◆ **The request**
Restate, word for word, all of the material shown below.

◆ **Dataset rows**

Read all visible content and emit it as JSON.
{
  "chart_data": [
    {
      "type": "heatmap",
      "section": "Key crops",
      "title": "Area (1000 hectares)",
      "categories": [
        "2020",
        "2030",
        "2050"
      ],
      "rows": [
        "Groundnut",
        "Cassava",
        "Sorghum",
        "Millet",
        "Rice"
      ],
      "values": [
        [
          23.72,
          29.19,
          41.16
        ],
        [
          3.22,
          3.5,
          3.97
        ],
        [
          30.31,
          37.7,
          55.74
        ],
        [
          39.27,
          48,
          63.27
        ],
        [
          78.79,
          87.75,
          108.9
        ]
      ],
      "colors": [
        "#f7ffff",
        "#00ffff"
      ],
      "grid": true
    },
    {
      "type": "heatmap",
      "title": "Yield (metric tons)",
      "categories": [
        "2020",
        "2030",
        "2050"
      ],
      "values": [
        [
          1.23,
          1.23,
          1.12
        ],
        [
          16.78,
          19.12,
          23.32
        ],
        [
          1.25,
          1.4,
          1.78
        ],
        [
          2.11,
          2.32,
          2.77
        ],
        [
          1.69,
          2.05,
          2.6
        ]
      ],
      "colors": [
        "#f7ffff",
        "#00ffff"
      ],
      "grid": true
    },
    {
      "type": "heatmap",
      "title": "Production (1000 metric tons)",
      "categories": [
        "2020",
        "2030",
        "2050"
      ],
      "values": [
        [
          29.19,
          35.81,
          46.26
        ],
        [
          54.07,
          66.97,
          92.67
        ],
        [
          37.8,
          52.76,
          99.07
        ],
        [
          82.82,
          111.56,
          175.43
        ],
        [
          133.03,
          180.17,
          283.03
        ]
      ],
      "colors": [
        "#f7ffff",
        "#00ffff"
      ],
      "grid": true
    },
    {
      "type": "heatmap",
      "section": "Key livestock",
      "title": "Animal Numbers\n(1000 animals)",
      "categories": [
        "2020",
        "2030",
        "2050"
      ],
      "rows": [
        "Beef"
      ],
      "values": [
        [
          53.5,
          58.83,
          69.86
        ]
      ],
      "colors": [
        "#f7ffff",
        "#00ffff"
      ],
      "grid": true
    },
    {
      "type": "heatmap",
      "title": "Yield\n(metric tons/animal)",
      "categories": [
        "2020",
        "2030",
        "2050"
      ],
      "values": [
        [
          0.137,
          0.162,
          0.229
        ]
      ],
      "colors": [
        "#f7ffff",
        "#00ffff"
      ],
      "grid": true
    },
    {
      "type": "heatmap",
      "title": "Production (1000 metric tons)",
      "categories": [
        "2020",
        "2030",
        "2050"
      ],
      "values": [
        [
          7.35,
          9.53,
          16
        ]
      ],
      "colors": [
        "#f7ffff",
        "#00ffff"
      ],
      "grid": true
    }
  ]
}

◆ **Task response**
Read all visible content and emit it as JSON.
{
  "chart_data": [
    {
      "type": "heatmap",
      "section": "Key crops",
      "title": "Area (1000 hectares)",
      "categories": [
        "2020",
        "2030",
        "2050"
      ],
      "rows": [
        "Groundnut",
        "Cassava",
        "Sorghum",
        "Millet",
        "Rice"
      ],
      "values": [
        [
          23.72,
          29.19,
          41.16
        ],
        [
          3.22,
          3.5,
          3.97
        ],
        [
          30.31,
          37.7,
          55.74
        ],
        [
          39.27,
          48,
          63.27
        ],
        [
          78.79,
          87.75,
          108.9
        ]
      ],
      "colors": [
        "#f7ffff",
        "#00ffff"
      ],
      "grid": true
    },
    {
      "type": "heatmap",
      "title": "Yield (metric tons)",
      "categories": [
        "2020",
        "2030",
        "2050"
      ],
      "values": [
        [
          1.23,
          1.23,
          1.12
        ],
        [
          16.78,
          19.12,
          23.32
        ],
        [
          1.25,
          1.4,
          1.78
        ],
        [
          2.11,
          2.32,
          2.77
        ],
        [
          1.69,
          2.05,
          2.6
        ]
      ],
      "colors": [
        "#f7ffff",
        "#00ffff"
      ],
      "grid": true
    },
    {
      "type": "heatmap",
      "title": "Production (1000 metric tons)",
      "categories": [
        "2020",
        "2030",
        "2050"
      ],
      "values": [
        [
          29.19,
          35.81,
          46.26
        ],
        [
          54.07,
          66.97,
          92.67
        ],
        [
          37.8,
          52.76,
          99.07
        ],
        [
          82.82,
          111.56,
          175.43
        ],
        [
          133.03,
          180.17,
          283.03
        ]
      ],
      "colors": [
        "#f7ffff",
        "#00ffff"
      ],
      "grid": true
    },
    {
      "type": "heatmap",
      "section": "Key livestock",
      "title": "Animal Numbers\n(1000 animals)",
      "categories": [
        "2020",
        "2030",
        "2050"
      ],
      "rows": [
        "Beef"
      ],
      "values": [
        [
          53.5,
          58.83,
          69.86
        ]
      ],
      "colors": [
        "#f7ffff",
        "#00ffff"
      ],
      "grid": true
    },
    {
      "type": "heatmap",
      "title": "Yield\n(metric tons/animal)",
      "categories": [
        "2020",
        "2030",
        "2050"
      ],
      "values": [
        [
          0.137,
          0.162,
          0.229
        ]
      ],
      "colors": [
        "#f7ffff",
        "#00ffff"
      ],
      "grid": true
    },
    {
      "type": "heatmap",
      "title": "Production (1000 metric tons)",
      "categories": [
        "2020",
        "2030",
        "2050"
      ],
      "values": [
        [
          7.35,
          9.53,
          16
        ]
      ],
      "colors": [
        "#f7ffff",
        "#00ffff"
      ],
      "grid": true
    }
  ]
}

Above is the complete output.